• **THE REQUEST**:
Could you write out the records below exactly as they appear, leaving out any pictures?

• **WORKING DATA**:
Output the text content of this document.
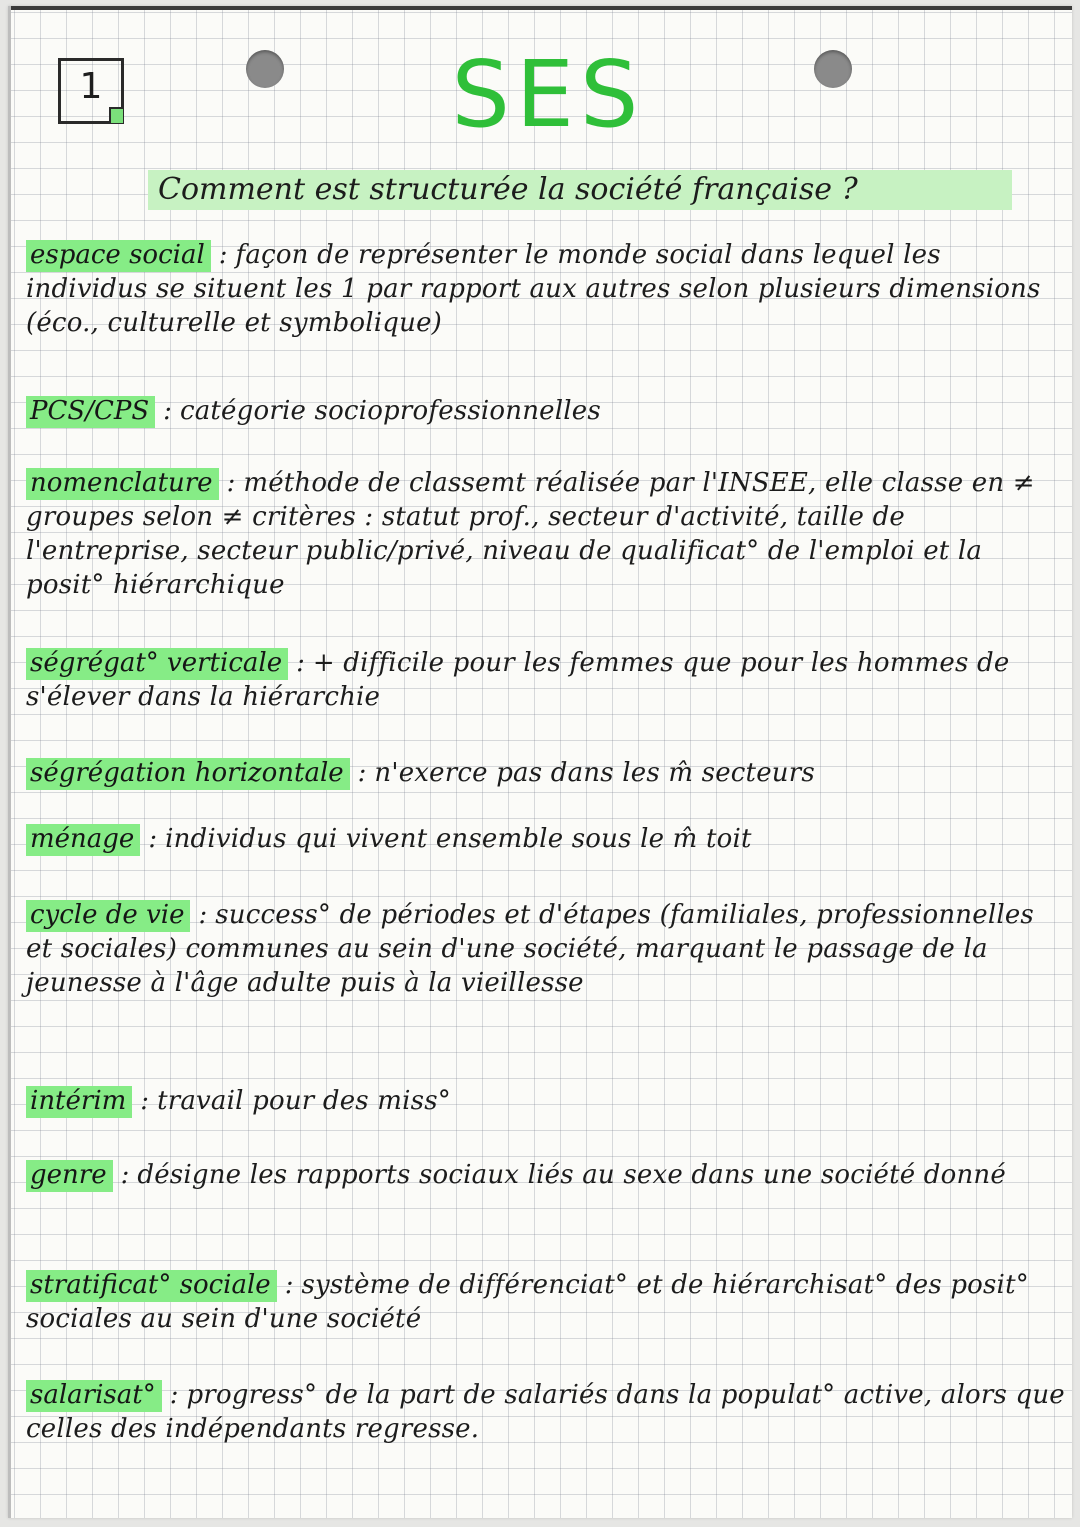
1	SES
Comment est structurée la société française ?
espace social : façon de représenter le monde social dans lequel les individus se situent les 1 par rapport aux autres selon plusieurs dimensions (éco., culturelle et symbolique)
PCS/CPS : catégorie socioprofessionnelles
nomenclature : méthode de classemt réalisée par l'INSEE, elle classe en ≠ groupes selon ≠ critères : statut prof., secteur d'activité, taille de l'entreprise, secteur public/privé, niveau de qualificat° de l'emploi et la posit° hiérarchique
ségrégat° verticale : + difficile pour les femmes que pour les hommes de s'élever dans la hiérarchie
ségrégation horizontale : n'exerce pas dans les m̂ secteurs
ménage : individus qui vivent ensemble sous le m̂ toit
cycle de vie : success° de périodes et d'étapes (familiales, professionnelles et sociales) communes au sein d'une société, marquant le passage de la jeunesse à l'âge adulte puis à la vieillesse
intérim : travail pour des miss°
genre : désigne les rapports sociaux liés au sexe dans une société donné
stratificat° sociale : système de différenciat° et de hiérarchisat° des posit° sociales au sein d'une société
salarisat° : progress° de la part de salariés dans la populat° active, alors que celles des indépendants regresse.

• **IN RESPONSE**:
Output the text content of this document.
1	SES
Comment est structurée la société française ?
espace social : façon de représenter le monde social dans lequel les individus se situent les 1 par rapport aux autres selon plusieurs dimensions (éco., culturelle et symbolique)
PCS/CPS : catégorie socioprofessionnelles
nomenclature : méthode de classemt réalisée par l'INSEE, elle classe en ≠ groupes selon ≠ critères : statut prof., secteur d'activité, taille de l'entreprise, secteur public/privé, niveau de qualificat° de l'emploi et la posit° hiérarchique
ségrégat° verticale : + difficile pour les femmes que pour les hommes de s'élever dans la hiérarchie
ségrégation horizontale : n'exerce pas dans les m̂ secteurs
ménage : individus qui vivent ensemble sous le m̂ toit
cycle de vie : success° de périodes et d'étapes (familiales, professionnelles et sociales) communes au sein d'une société, marquant le passage de la jeunesse à l'âge adulte puis à la vieillesse
intérim : travail pour des miss°
genre : désigne les rapports sociaux liés au sexe dans une société donné
stratificat° sociale : système de différenciat° et de hiérarchisat° des posit° sociales au sein d'une société
salarisat° : progress° de la part de salariés dans la populat° active, alors que celles des indépendants regresse.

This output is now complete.